### Given request
Reproduce the data below line for line, leaving every character unchanged.

### The input
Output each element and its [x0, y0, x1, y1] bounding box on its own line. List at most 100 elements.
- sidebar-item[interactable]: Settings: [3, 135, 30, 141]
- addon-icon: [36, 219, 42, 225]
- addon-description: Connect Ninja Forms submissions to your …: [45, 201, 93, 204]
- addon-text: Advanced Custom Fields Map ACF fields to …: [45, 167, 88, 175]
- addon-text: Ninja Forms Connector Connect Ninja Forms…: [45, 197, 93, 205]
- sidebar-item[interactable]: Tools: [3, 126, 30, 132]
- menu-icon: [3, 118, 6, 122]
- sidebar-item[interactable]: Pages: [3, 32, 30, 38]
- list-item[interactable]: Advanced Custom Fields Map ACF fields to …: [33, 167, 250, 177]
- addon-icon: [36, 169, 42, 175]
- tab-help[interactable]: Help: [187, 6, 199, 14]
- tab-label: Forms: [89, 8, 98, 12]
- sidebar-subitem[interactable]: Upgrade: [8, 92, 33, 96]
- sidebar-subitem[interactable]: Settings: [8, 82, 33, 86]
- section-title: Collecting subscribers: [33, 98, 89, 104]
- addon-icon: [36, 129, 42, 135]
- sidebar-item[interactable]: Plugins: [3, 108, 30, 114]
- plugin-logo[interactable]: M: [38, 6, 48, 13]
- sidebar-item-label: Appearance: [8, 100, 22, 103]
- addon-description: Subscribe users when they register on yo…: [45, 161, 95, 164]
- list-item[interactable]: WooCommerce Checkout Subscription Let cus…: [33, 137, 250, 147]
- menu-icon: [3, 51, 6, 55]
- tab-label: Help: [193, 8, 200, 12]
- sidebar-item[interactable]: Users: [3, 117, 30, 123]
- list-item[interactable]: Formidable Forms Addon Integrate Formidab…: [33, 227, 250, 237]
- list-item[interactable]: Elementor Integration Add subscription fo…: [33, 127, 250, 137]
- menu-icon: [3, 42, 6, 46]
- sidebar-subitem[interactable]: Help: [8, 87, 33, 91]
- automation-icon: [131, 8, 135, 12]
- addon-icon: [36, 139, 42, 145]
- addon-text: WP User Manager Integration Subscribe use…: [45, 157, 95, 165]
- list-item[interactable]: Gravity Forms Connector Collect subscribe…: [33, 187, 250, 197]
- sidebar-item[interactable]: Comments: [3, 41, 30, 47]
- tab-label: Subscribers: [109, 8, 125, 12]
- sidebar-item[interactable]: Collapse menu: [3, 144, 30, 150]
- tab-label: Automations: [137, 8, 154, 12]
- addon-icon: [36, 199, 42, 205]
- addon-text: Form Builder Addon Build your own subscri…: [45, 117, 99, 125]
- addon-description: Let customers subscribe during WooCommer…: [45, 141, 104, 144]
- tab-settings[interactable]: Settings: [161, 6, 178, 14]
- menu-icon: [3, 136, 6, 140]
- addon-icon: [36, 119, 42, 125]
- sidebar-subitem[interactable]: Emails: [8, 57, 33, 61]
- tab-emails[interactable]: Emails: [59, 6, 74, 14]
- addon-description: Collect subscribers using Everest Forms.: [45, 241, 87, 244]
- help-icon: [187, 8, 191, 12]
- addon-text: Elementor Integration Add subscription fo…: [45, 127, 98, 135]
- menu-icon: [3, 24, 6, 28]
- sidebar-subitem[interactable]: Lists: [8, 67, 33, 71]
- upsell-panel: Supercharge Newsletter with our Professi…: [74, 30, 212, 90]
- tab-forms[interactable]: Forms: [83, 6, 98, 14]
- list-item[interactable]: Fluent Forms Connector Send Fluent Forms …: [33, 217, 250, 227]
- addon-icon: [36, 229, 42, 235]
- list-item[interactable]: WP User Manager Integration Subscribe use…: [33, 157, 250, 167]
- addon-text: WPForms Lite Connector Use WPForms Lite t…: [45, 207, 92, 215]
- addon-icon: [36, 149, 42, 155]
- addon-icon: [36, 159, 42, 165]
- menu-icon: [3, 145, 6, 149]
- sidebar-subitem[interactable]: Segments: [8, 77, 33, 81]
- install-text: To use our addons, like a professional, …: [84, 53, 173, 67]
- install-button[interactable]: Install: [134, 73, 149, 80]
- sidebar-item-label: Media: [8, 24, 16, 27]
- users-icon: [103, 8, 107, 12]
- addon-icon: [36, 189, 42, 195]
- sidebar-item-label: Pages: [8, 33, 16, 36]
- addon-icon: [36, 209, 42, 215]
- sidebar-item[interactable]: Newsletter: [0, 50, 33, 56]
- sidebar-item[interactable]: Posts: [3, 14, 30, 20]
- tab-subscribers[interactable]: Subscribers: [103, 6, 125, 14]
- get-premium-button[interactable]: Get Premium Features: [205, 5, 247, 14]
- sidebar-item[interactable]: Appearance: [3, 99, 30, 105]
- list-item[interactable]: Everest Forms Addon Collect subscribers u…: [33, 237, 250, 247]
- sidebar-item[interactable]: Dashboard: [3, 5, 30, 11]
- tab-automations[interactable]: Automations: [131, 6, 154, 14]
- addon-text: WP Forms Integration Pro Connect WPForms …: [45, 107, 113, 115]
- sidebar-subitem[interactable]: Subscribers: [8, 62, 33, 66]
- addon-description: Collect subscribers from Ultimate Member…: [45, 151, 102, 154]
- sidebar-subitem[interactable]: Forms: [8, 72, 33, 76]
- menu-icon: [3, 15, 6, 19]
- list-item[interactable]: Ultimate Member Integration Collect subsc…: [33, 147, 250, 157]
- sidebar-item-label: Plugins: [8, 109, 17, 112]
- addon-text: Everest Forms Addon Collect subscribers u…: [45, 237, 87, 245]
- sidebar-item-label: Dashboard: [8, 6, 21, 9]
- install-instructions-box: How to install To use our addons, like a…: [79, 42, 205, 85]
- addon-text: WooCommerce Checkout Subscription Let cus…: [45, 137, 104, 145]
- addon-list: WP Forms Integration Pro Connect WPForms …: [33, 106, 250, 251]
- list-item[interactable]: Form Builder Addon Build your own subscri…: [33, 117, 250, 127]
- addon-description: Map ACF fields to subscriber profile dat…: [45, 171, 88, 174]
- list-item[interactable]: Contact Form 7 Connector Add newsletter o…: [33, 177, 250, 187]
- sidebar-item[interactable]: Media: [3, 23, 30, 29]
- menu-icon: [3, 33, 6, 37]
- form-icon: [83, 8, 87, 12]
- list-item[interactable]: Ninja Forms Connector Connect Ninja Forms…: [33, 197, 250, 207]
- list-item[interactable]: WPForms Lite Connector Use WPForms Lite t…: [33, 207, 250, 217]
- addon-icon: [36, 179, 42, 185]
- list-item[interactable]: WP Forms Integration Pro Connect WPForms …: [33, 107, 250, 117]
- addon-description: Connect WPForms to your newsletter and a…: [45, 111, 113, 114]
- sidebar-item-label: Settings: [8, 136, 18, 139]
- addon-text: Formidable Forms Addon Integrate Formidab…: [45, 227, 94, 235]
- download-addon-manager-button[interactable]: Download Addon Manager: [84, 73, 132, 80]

### Response for this exercise
Output each element and its [x0, y0, x1, y1] bounding box on its own line. List at most 100 elements.
- sidebar-item[interactable]: Settings: [3, 135, 30, 141]
- addon-icon: [36, 219, 42, 225]
- addon-description: Connect Ninja Forms submissions to your …: [45, 201, 93, 204]
- addon-text: Advanced Custom Fields Map ACF fields to …: [45, 167, 88, 175]
- addon-text: Ninja Forms Connector Connect Ninja Forms…: [45, 197, 93, 205]
- sidebar-item[interactable]: Tools: [3, 126, 30, 132]
- menu-icon: [3, 118, 6, 122]
- sidebar-item[interactable]: Pages: [3, 32, 30, 38]
- list-item[interactable]: Advanced Custom Fields Map ACF fields to …: [33, 167, 250, 177]
- addon-icon: [36, 169, 42, 175]
- tab-help[interactable]: Help: [187, 6, 199, 14]
- tab-label: Forms: [89, 8, 98, 12]
- sidebar-subitem[interactable]: Upgrade: [8, 92, 33, 96]
- sidebar-subitem[interactable]: Settings: [8, 82, 33, 86]
- section-title: Collecting subscribers: [33, 98, 89, 104]
- addon-icon: [36, 129, 42, 135]
- sidebar-item[interactable]: Plugins: [3, 108, 30, 114]
- plugin-logo[interactable]: M: [38, 6, 48, 13]
- sidebar-item-label: Appearance: [8, 100, 22, 103]
- addon-description: Subscribe users when they register on yo…: [45, 161, 95, 164]
- list-item[interactable]: WooCommerce Checkout Subscription Let cus…: [33, 137, 250, 147]
- menu-icon: [3, 51, 6, 55]
- tab-label: Help: [193, 8, 200, 12]
- sidebar-item[interactable]: Users: [3, 117, 30, 123]
- list-item[interactable]: Formidable Forms Addon Integrate Formidab…: [33, 227, 250, 237]
- list-item[interactable]: Elementor Integration Add subscription fo…: [33, 127, 250, 137]
- menu-icon: [3, 42, 6, 46]
- sidebar-subitem[interactable]: Help: [8, 87, 33, 91]
- automation-icon: [131, 8, 135, 12]
- addon-icon: [36, 139, 42, 145]
- addon-text: WP User Manager Integration Subscribe use…: [45, 157, 95, 165]
- list-item[interactable]: Gravity Forms Connector Collect subscribe…: [33, 187, 250, 197]
- sidebar-item[interactable]: Comments: [3, 41, 30, 47]
- tab-label: Subscribers: [109, 8, 125, 12]
- sidebar-item[interactable]: Collapse menu: [3, 144, 30, 150]
- tab-label: Automations: [137, 8, 154, 12]
- addon-icon: [36, 199, 42, 205]
- addon-text: Form Builder Addon Build your own subscri…: [45, 117, 99, 125]
- addon-description: Let customers subscribe during WooCommer…: [45, 141, 104, 144]
- tab-settings[interactable]: Settings: [161, 6, 178, 14]
- menu-icon: [3, 136, 6, 140]
- addon-icon: [36, 119, 42, 125]
- sidebar-subitem[interactable]: Emails: [8, 57, 33, 61]
- tab-emails[interactable]: Emails: [59, 6, 74, 14]
- addon-description: Collect subscribers using Everest Forms.: [45, 241, 87, 244]
- help-icon: [187, 8, 191, 12]
- addon-text: Elementor Integration Add subscription fo…: [45, 127, 98, 135]
- menu-icon: [3, 24, 6, 28]
- sidebar-subitem[interactable]: Lists: [8, 67, 33, 71]
- upsell-panel: Supercharge Newsletter with our Professi…: [74, 30, 212, 90]
- tab-forms[interactable]: Forms: [83, 6, 98, 14]
- list-item[interactable]: Fluent Forms Connector Send Fluent Forms …: [33, 217, 250, 227]
- addon-icon: [36, 229, 42, 235]
- list-item[interactable]: WP User Manager Integration Subscribe use…: [33, 157, 250, 167]
- addon-text: WPForms Lite Connector Use WPForms Lite t…: [45, 207, 92, 215]
- addon-icon: [36, 149, 42, 155]
- addon-icon: [36, 159, 42, 165]
- menu-icon: [3, 145, 6, 149]
- sidebar-subitem[interactable]: Segments: [8, 77, 33, 81]
- install-text: To use our addons, like a professional, …: [84, 53, 173, 67]
- install-button[interactable]: Install: [134, 73, 149, 80]
- sidebar-item-label: Media: [8, 24, 16, 27]
- users-icon: [103, 8, 107, 12]
- addon-icon: [36, 189, 42, 195]
- sidebar-item-label: Pages: [8, 33, 16, 36]
- addon-icon: [36, 209, 42, 215]
- sidebar-item[interactable]: Newsletter: [0, 50, 33, 56]
- sidebar-item[interactable]: Posts: [3, 14, 30, 20]
- tab-subscribers[interactable]: Subscribers: [103, 6, 125, 14]
- get-premium-button[interactable]: Get Premium Features: [205, 5, 247, 14]
- sidebar-item[interactable]: Appearance: [3, 99, 30, 105]
- list-item[interactable]: Everest Forms Addon Collect subscribers u…: [33, 237, 250, 247]
- sidebar-item[interactable]: Dashboard: [3, 5, 30, 11]
- tab-automations[interactable]: Automations: [131, 6, 154, 14]
- addon-text: WP Forms Integration Pro Connect WPForms …: [45, 107, 113, 115]
- sidebar-subitem[interactable]: Subscribers: [8, 62, 33, 66]
- addon-description: Collect subscribers from Ultimate Member…: [45, 151, 102, 154]
- sidebar-subitem[interactable]: Forms: [8, 72, 33, 76]
- menu-icon: [3, 15, 6, 19]
- list-item[interactable]: Ultimate Member Integration Collect subsc…: [33, 147, 250, 157]
- sidebar-item-label: Plugins: [8, 109, 17, 112]
- addon-text: Everest Forms Addon Collect subscribers u…: [45, 237, 87, 245]
- sidebar-item-label: Dashboard: [8, 6, 21, 9]
- install-instructions-box: How to install To use our addons, like a…: [79, 42, 205, 85]
- addon-text: WooCommerce Checkout Subscription Let cus…: [45, 137, 104, 145]
- addon-list: WP Forms Integration Pro Connect WPForms …: [33, 106, 250, 251]
- list-item[interactable]: Form Builder Addon Build your own subscri…: [33, 117, 250, 127]
- addon-description: Map ACF fields to subscriber profile dat…: [45, 171, 88, 174]
- list-item[interactable]: Contact Form 7 Connector Add newsletter o…: [33, 177, 250, 187]
- sidebar-item[interactable]: Media: [3, 23, 30, 29]
- menu-icon: [3, 33, 6, 37]
- form-icon: [83, 8, 87, 12]
- list-item[interactable]: Ninja Forms Connector Connect Ninja Forms…: [33, 197, 250, 207]
- list-item[interactable]: WPForms Lite Connector Use WPForms Lite t…: [33, 207, 250, 217]
- addon-icon: [36, 179, 42, 185]
- list-item[interactable]: WP Forms Integration Pro Connect WPForms …: [33, 107, 250, 117]
- addon-description: Connect WPForms to your newsletter and a…: [45, 111, 113, 114]
- sidebar-item-label: Settings: [8, 136, 18, 139]
- addon-text: Formidable Forms Addon Integrate Formidab…: [45, 227, 94, 235]
- download-addon-manager-button[interactable]: Download Addon Manager: [84, 73, 132, 80]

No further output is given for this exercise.